Every entry must be repeated exactly. Exclude all pictures.

» Data listing:
--- Begin ---

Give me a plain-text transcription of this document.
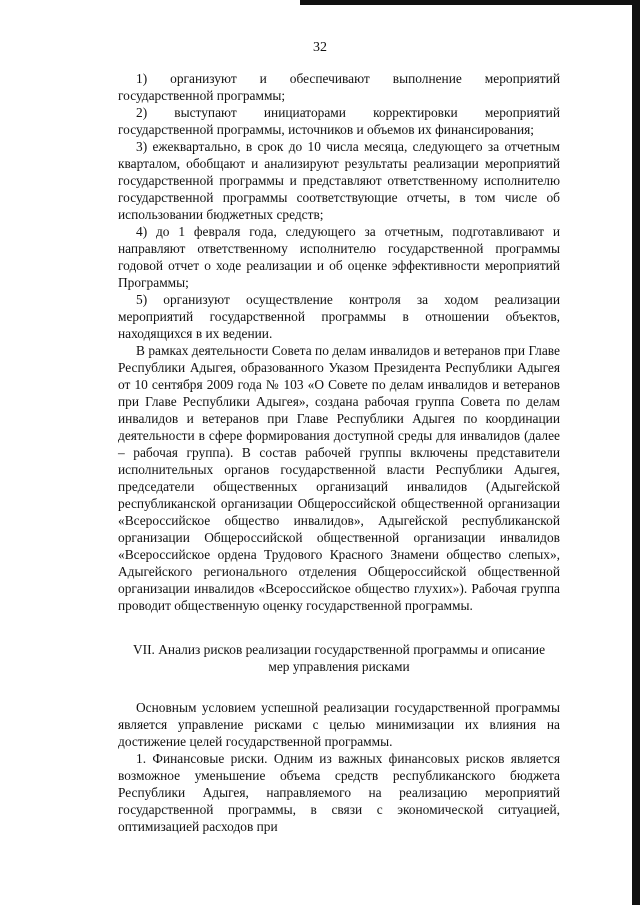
32

1) организуют и обеспечивают выполнение мероприятий государственной программы;

2) выступают инициаторами корректировки мероприятий государственной программы, источников и объемов их финансирования;

3) ежеквартально, в срок до 10 числа месяца, следующего за отчетным кварталом, обобщают и анализируют результаты реализации мероприятий государственной программы и представляют ответственному исполнителю государственной программы соответствующие отчеты, в том числе об использовании бюджетных средств;

4) до 1 февраля года, следующего за отчетным, подготавливают и направляют ответственному исполнителю государственной программы годовой отчет о ходе реализации и об оценке эффективности мероприятий Программы;

5) организуют осуществление контроля за ходом реализации мероприятий государственной программы в отношении объектов, находящихся в их ведении.

В рамках деятельности Совета по делам инвалидов и ветеранов при Главе Республики Адыгея, образованного Указом Президента Республики Адыгея от 10 сентября 2009 года № 103 «О Совете по делам инвалидов и ветеранов при Главе Республики Адыгея», создана рабочая группа Совета по делам инвалидов и ветеранов при Главе Республики Адыгея по координации деятельности в сфере формирования доступной среды для инвалидов (далее – рабочая группа). В состав рабочей группы включены представители исполнительных органов государственной власти Республики Адыгея, председатели общественных организаций инвалидов (Адыгейской республиканской организации Общероссийской общественной организации «Всероссийское общество инвалидов», Адыгейской республиканской организации Общероссийской общественной организации инвалидов «Всероссийское ордена Трудового Красного Знамени общество слепых», Адыгейского регионального отделения Общероссийской общественной организации инвалидов «Всероссийское общество глухих»). Рабочая группа проводит общественную оценку государственной программы.

VII. Анализ рисков реализации государственной программы и описание
мер управления рисками

Основным условием успешной реализации государственной программы является управление рисками с целью минимизации их влияния на достижение целей государственной программы.

1. Финансовые риски. Одним из важных финансовых рисков является возможное уменьшение объема средств республиканского бюджета Республики Адыгея, направляемого на реализацию мероприятий государственной программы, в связи с экономической ситуацией, оптимизацией расходов при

--- End ---

» Exercise result:
Give me a plain-text transcription of this document.
32

1) организуют и обеспечивают выполнение мероприятий государственной программы;

2) выступают инициаторами корректировки мероприятий государственной программы, источников и объемов их финансирования;

3) ежеквартально, в срок до 10 числа месяца, следующего за отчетным кварталом, обобщают и анализируют результаты реализации мероприятий государственной программы и представляют ответственному исполнителю государственной программы соответствующие отчеты, в том числе об использовании бюджетных средств;

4) до 1 февраля года, следующего за отчетным, подготавливают и направляют ответственному исполнителю государственной программы годовой отчет о ходе реализации и об оценке эффективности мероприятий Программы;

5) организуют осуществление контроля за ходом реализации мероприятий государственной программы в отношении объектов, находящихся в их ведении.

В рамках деятельности Совета по делам инвалидов и ветеранов при Главе Республики Адыгея, образованного Указом Президента Республики Адыгея от 10 сентября 2009 года № 103 «О Совете по делам инвалидов и ветеранов при Главе Республики Адыгея», создана рабочая группа Совета по делам инвалидов и ветеранов при Главе Республики Адыгея по координации деятельности в сфере формирования доступной среды для инвалидов (далее – рабочая группа). В состав рабочей группы включены представители исполнительных органов государственной власти Республики Адыгея, председатели общественных организаций инвалидов (Адыгейской республиканской организации Общероссийской общественной организации «Всероссийское общество инвалидов», Адыгейской республиканской организации Общероссийской общественной организации инвалидов «Всероссийское ордена Трудового Красного Знамени общество слепых», Адыгейского регионального отделения Общероссийской общественной организации инвалидов «Всероссийское общество глухих»). Рабочая группа проводит общественную оценку государственной программы.

VII. Анализ рисков реализации государственной программы и описание
мер управления рисками

Основным условием успешной реализации государственной программы является управление рисками с целью минимизации их влияния на достижение целей государственной программы.

1. Финансовые риски. Одним из важных финансовых рисков является возможное уменьшение объема средств республиканского бюджета Республики Адыгея, направляемого на реализацию мероприятий государственной программы, в связи с экономической ситуацией, оптимизацией расходов при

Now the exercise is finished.